** Start **
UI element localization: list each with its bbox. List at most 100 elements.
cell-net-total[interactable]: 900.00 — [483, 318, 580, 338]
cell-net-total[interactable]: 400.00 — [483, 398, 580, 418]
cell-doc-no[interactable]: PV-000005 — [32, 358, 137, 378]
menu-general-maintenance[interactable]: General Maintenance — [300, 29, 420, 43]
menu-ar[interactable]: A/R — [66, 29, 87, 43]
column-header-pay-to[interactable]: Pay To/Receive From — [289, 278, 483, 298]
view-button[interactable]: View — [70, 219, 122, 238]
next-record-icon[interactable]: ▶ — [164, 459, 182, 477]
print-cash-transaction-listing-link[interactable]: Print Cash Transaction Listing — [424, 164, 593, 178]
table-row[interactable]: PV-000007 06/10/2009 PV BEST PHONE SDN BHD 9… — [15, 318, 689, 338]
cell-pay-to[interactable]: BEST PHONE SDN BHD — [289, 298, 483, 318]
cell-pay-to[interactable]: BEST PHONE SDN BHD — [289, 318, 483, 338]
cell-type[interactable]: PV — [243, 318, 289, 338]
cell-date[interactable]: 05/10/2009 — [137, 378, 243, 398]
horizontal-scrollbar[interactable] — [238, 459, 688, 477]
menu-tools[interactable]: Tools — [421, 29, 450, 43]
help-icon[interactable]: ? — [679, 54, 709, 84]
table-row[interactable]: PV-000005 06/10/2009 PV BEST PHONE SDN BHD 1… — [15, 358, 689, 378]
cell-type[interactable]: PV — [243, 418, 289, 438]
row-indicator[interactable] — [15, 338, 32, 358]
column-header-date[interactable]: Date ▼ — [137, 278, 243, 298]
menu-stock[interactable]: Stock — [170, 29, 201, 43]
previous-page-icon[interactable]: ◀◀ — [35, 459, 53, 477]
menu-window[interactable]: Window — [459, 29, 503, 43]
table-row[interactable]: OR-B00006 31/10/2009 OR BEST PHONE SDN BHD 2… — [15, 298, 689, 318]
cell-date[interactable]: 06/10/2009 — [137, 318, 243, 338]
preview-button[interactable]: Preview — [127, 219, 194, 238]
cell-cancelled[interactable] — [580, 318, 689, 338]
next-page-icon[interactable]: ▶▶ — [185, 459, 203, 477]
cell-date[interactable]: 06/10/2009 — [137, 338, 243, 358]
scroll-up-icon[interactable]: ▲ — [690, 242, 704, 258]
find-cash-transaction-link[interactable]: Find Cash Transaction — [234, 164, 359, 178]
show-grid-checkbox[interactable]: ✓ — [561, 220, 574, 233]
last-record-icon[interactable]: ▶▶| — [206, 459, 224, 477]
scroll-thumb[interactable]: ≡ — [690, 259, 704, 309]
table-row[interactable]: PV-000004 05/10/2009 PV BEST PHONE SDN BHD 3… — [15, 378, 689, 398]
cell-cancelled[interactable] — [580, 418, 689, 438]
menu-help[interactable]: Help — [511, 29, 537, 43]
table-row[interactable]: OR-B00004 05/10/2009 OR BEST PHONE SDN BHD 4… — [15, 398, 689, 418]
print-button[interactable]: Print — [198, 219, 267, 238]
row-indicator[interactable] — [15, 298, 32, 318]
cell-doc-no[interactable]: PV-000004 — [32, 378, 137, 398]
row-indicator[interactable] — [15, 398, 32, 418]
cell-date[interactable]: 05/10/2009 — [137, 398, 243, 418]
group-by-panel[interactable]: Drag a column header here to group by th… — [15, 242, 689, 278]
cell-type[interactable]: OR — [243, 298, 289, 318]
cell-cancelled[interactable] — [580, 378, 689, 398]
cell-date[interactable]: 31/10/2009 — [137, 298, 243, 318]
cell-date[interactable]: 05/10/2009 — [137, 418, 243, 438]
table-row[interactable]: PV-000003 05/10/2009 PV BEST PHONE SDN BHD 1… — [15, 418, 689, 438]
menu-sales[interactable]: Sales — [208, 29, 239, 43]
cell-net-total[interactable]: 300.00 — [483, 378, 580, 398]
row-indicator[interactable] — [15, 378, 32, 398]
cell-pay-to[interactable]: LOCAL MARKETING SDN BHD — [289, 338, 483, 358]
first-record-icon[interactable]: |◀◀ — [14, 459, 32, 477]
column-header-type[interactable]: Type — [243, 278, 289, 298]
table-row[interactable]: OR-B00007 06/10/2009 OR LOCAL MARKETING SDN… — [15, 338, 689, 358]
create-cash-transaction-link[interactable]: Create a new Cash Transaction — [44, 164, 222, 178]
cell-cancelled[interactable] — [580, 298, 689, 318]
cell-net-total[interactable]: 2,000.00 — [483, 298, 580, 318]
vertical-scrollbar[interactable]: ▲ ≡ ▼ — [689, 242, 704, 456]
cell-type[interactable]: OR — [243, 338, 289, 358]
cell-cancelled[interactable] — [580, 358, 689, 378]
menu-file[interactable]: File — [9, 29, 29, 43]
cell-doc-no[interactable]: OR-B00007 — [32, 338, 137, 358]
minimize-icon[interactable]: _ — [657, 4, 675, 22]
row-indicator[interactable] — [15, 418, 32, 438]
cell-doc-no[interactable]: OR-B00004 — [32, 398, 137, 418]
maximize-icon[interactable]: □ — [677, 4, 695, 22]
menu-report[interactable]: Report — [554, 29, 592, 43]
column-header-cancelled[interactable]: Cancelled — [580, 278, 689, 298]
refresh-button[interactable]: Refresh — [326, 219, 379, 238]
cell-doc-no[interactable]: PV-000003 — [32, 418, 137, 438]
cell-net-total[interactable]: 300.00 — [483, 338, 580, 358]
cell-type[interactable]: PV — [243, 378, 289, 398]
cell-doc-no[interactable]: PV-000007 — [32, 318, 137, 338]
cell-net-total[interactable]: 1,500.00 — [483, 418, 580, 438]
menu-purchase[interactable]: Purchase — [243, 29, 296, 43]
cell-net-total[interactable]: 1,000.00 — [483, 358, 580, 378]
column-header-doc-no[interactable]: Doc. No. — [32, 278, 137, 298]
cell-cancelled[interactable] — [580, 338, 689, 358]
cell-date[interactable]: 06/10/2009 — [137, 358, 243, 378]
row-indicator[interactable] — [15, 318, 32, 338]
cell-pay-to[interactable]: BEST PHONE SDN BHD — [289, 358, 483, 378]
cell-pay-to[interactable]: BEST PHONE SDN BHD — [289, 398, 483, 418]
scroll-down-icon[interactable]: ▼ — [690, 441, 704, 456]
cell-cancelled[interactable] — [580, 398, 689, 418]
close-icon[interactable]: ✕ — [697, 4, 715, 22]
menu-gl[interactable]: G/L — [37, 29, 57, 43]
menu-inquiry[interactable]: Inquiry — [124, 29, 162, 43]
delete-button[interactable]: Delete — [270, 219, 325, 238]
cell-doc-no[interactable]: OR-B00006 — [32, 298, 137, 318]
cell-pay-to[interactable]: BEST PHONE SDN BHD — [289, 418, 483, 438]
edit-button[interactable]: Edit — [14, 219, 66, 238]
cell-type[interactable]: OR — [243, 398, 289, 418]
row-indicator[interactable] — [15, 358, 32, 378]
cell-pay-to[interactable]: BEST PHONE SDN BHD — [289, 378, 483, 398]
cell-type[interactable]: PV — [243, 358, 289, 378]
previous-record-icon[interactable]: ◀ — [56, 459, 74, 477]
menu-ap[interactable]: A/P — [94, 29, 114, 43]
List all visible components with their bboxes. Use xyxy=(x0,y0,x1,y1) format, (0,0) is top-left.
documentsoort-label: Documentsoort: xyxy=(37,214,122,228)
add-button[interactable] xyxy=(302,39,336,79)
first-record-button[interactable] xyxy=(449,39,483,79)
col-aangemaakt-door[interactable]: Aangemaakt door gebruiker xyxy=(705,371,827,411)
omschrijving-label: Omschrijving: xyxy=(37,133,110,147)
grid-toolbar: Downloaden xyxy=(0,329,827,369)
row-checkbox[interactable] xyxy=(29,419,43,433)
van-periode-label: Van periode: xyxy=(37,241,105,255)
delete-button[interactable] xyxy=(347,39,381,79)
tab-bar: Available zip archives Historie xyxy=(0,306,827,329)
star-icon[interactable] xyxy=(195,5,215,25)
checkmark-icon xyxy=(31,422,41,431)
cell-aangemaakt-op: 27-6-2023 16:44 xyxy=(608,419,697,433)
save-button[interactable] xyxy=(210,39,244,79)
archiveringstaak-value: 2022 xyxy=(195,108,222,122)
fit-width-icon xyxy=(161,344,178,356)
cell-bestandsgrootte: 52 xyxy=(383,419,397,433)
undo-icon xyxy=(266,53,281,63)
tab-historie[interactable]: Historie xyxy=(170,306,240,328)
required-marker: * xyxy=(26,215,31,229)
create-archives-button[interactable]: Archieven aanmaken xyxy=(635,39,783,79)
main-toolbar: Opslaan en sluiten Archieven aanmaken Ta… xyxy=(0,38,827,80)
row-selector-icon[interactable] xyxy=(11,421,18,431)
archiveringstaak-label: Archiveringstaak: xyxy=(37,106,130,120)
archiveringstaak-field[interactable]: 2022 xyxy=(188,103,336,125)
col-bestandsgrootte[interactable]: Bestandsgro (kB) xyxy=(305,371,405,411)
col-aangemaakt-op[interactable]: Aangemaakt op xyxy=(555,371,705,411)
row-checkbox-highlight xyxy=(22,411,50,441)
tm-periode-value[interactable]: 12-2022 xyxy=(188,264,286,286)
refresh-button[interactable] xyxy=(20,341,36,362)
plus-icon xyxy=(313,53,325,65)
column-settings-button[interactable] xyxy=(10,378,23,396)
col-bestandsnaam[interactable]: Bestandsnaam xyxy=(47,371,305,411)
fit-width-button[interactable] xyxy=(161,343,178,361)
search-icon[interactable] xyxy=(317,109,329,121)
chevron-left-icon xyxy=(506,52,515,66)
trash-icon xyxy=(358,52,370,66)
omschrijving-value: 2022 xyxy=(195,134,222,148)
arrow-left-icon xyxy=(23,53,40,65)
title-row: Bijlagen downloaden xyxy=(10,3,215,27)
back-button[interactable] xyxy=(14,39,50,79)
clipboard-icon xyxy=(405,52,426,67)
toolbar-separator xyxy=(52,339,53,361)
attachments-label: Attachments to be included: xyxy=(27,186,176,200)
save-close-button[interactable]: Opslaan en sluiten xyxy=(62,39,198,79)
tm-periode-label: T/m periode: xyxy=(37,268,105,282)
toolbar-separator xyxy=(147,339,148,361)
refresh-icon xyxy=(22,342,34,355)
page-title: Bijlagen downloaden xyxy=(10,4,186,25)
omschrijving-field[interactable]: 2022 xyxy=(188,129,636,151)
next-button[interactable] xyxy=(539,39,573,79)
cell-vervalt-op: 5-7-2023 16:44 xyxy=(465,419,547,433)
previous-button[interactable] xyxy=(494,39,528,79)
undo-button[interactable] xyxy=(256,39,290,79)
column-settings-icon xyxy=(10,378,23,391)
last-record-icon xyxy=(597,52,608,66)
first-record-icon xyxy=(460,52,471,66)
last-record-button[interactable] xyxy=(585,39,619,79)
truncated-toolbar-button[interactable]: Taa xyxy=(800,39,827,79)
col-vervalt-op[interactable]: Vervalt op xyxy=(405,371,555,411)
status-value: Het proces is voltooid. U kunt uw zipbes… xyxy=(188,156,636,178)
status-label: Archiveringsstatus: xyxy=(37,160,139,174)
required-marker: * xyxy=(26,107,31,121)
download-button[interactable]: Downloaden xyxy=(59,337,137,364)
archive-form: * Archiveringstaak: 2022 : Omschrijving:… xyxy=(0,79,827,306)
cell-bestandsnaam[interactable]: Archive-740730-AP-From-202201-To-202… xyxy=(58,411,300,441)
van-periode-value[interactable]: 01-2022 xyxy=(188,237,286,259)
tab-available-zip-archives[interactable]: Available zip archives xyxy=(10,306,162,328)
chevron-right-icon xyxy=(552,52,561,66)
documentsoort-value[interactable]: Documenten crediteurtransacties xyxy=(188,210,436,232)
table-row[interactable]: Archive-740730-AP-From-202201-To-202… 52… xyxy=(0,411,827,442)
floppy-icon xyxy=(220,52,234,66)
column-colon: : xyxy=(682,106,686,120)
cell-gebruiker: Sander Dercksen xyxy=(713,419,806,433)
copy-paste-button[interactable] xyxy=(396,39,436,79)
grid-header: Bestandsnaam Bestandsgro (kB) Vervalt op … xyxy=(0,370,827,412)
** End **
Copy out the items word for word, starting with the first line and going on through the line containing "menu-window[interactable]: Window —", including that line.

UI element localization: list each with its bbox. List at most 100 elements.
cell-net-total[interactable]: 900.00 — [483, 318, 580, 338]
cell-net-total[interactable]: 400.00 — [483, 398, 580, 418]
cell-doc-no[interactable]: PV-000005 — [32, 358, 137, 378]
menu-general-maintenance[interactable]: General Maintenance — [300, 29, 420, 43]
menu-ar[interactable]: A/R — [66, 29, 87, 43]
column-header-pay-to[interactable]: Pay To/Receive From — [289, 278, 483, 298]
view-button[interactable]: View — [70, 219, 122, 238]
next-record-icon[interactable]: ▶ — [164, 459, 182, 477]
print-cash-transaction-listing-link[interactable]: Print Cash Transaction Listing — [424, 164, 593, 178]
table-row[interactable]: PV-000007 06/10/2009 PV BEST PHONE SDN BHD 9… — [15, 318, 689, 338]
cell-pay-to[interactable]: BEST PHONE SDN BHD — [289, 298, 483, 318]
cell-pay-to[interactable]: BEST PHONE SDN BHD — [289, 318, 483, 338]
cell-type[interactable]: PV — [243, 318, 289, 338]
cell-date[interactable]: 05/10/2009 — [137, 378, 243, 398]
horizontal-scrollbar[interactable] — [238, 459, 688, 477]
menu-tools[interactable]: Tools — [421, 29, 450, 43]
help-icon[interactable]: ? — [679, 54, 709, 84]
table-row[interactable]: PV-000005 06/10/2009 PV BEST PHONE SDN BHD 1… — [15, 358, 689, 378]
cell-type[interactable]: PV — [243, 418, 289, 438]
row-indicator[interactable] — [15, 338, 32, 358]
column-header-date[interactable]: Date ▼ — [137, 278, 243, 298]
menu-stock[interactable]: Stock — [170, 29, 201, 43]
previous-page-icon[interactable]: ◀◀ — [35, 459, 53, 477]
menu-window[interactable]: Window — [459, 29, 503, 43]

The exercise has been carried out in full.